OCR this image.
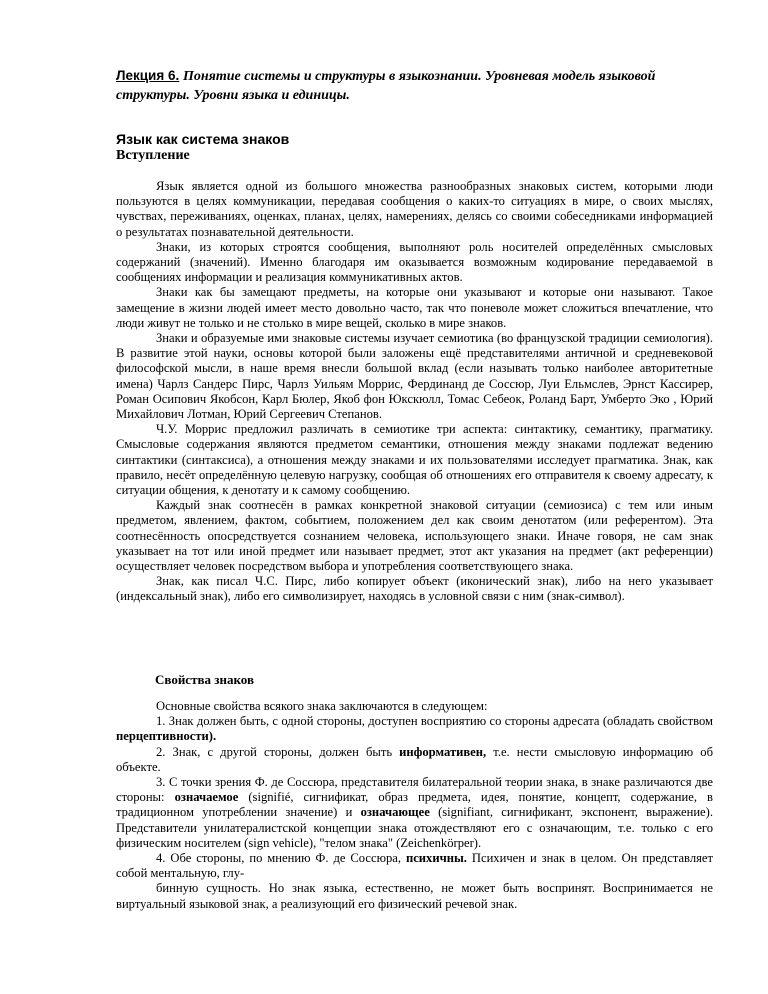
Лекция 6. Понятие системы и структуры в языкознании. Уровневая модель языковой структуры. Уровни языка и единицы.
Язык как система знаков
Вступление

Язык является одной из большого множества разнообразных знаковых систем, которыми люди пользуются в целях коммуникации, передавая сообщения о каких-то ситуациях в мире, о своих мыслях, чувствах, переживаниях, оценках, планах, целях, намерениях, делясь со своими собеседниками информацией о результатах познавательной деятельности.

Знаки, из которых строятся сообщения, выполняют роль носителей определённых смысловых содержаний (значений). Именно благодаря им оказывается возможным кодирование передаваемой в сообщениях информации и реализация коммуникативных актов.

Знаки как бы замещают предметы, на которые они указывают и которые они называют. Такое замещение в жизни людей имеет место довольно часто, так что поневоле может сложиться впечатление, что люди живут не только и не столько в мире вещей, сколько в мире знаков.

Знаки и образуемые ими знаковые системы изучает семиотика (во французской традиции семиология). В развитие этой науки, основы которой были заложены ещё представителями античной и средневековой философской мысли, в наше время внесли большой вклад (если называть только наиболее авторитетные имена) Чарлз Сандерс Пирс, Чарлз Уильям Моррис, Фердинанд де Соссюр, Луи Ельмслев, Эрнст Кассирер, Роман Осипович Якобсон, Карл Бюлер, Якоб фон Юкскюлл, Томас Себеок, Роланд Барт, Умберто Эко , Юрий Михайлович Лотман, Юрий Сергеевич Степанов.

Ч.У. Моррис предложил различать в семиотике три аспекта: синтактику, семантику, прагматику. Смысловые содержания являются предметом семантики, отношения между знаками подлежат ведению синтактики (синтаксиса), а отношения между знаками и их пользователями исследует прагматика. Знак, как правило, несёт определённую целевую нагрузку, сообщая об отношениях его отправителя к своему адресату, к ситуации общения, к денотату и к самому сообщению.

Каждый знак соотнесён в рамках конкретной знаковой ситуации (семиозиса) с тем или иным предметом, явлением, фактом, событием, положением дел как своим денотатом (или референтом). Эта соотнесённость опосредствуется сознанием человека, использующего знаки. Иначе говоря, не сам знак указывает на тот или иной предмет или называет предмет, этот акт указания на предмет (акт референции) осуществляет человек посредством выбора и употребления соответствующего знака.

Знак, как писал Ч.С. Пирс, либо копирует объект (иконический знак), либо на него указывает (индексальный знак), либо его символизирует, находясь в условной связи с ним (знак-символ).

Свойства знаков

Основные свойства всякого знака заключаются в следующем:

1. Знак должен быть, с одной стороны, доступен восприятию со стороны адресата (обладать свойством перцептивности).

2. Знак, с другой стороны, должен быть информативен, т.е. нести смысловую информацию об объекте.

3. С точки зрения Ф. де Соссюра, представителя билатеральной теории знака, в знаке различаются две стороны: означаемое (signifié, сигнификат, образ предмета, идея, понятие, концепт, содержание, в традиционном употреблении значение) и означающее (signifiant, сигнификант, экспонент, выражение). Представители унилатералистской концепции знака отождествляют его с означающим, т.е. только с его физическим носителем (sign vehicle), "телом знака" (Zeichenkörper).

4. Обе стороны, по мнению Ф. де Соссюра, психичны. Психичен и знак в целом. Он представляет собой ментальную, глу-

бинную сущность. Но знак языка, естественно, не может быть воспринят. Воспринимается не виртуальный языковой знак, а реализующий его физический речевой знак.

===

Exercise objective: Write every record out again exactly; no pictures belong in the copy.

Answer to the exercise:
OCR this image.
Лекция 6. Понятие системы и структуры в языкознании. Уровневая модель языковой структуры. Уровни языка и единицы.
Язык как система знаков
Вступление

Язык является одной из большого множества разнообразных знаковых систем, которыми люди пользуются в целях коммуникации, передавая сообщения о каких-то ситуациях в мире, о своих мыслях, чувствах, переживаниях, оценках, планах, целях, намерениях, делясь со своими собеседниками информацией о результатах познавательной деятельности.

Знаки, из которых строятся сообщения, выполняют роль носителей определённых смысловых содержаний (значений). Именно благодаря им оказывается возможным кодирование передаваемой в сообщениях информации и реализация коммуникативных актов.

Знаки как бы замещают предметы, на которые они указывают и которые они называют. Такое замещение в жизни людей имеет место довольно часто, так что поневоле может сложиться впечатление, что люди живут не только и не столько в мире вещей, сколько в мире знаков.

Знаки и образуемые ими знаковые системы изучает семиотика (во французской традиции семиология). В развитие этой науки, основы которой были заложены ещё представителями античной и средневековой философской мысли, в наше время внесли большой вклад (если называть только наиболее авторитетные имена) Чарлз Сандерс Пирс, Чарлз Уильям Моррис, Фердинанд де Соссюр, Луи Ельмслев, Эрнст Кассирер, Роман Осипович Якобсон, Карл Бюлер, Якоб фон Юкскюлл, Томас Себеок, Роланд Барт, Умберто Эко , Юрий Михайлович Лотман, Юрий Сергеевич Степанов.

Ч.У. Моррис предложил различать в семиотике три аспекта: синтактику, семантику, прагматику. Смысловые содержания являются предметом семантики, отношения между знаками подлежат ведению синтактики (синтаксиса), а отношения между знаками и их пользователями исследует прагматика. Знак, как правило, несёт определённую целевую нагрузку, сообщая об отношениях его отправителя к своему адресату, к ситуации общения, к денотату и к самому сообщению.

Каждый знак соотнесён в рамках конкретной знаковой ситуации (семиозиса) с тем или иным предметом, явлением, фактом, событием, положением дел как своим денотатом (или референтом). Эта соотнесённость опосредствуется сознанием человека, использующего знаки. Иначе говоря, не сам знак указывает на тот или иной предмет или называет предмет, этот акт указания на предмет (акт референции) осуществляет человек посредством выбора и употребления соответствующего знака.

Знак, как писал Ч.С. Пирс, либо копирует объект (иконический знак), либо на него указывает (индексальный знак), либо его символизирует, находясь в условной связи с ним (знак-символ).

Свойства знаков

Основные свойства всякого знака заключаются в следующем:

1. Знак должен быть, с одной стороны, доступен восприятию со стороны адресата (обладать свойством перцептивности).

2. Знак, с другой стороны, должен быть информативен, т.е. нести смысловую информацию об объекте.

3. С точки зрения Ф. де Соссюра, представителя билатеральной теории знака, в знаке различаются две стороны: означаемое (signifié, сигнификат, образ предмета, идея, понятие, концепт, содержание, в традиционном употреблении значение) и означающее (signifiant, сигнификант, экспонент, выражение). Представители унилатералистской концепции знака отождествляют его с означающим, т.е. только с его физическим носителем (sign vehicle), "телом знака" (Zeichenkörper).

4. Обе стороны, по мнению Ф. де Соссюра, психичны. Психичен и знак в целом. Он представляет собой ментальную, глу-

бинную сущность. Но знак языка, естественно, не может быть воспринят. Воспринимается не виртуальный языковой знак, а реализующий его физический речевой знак.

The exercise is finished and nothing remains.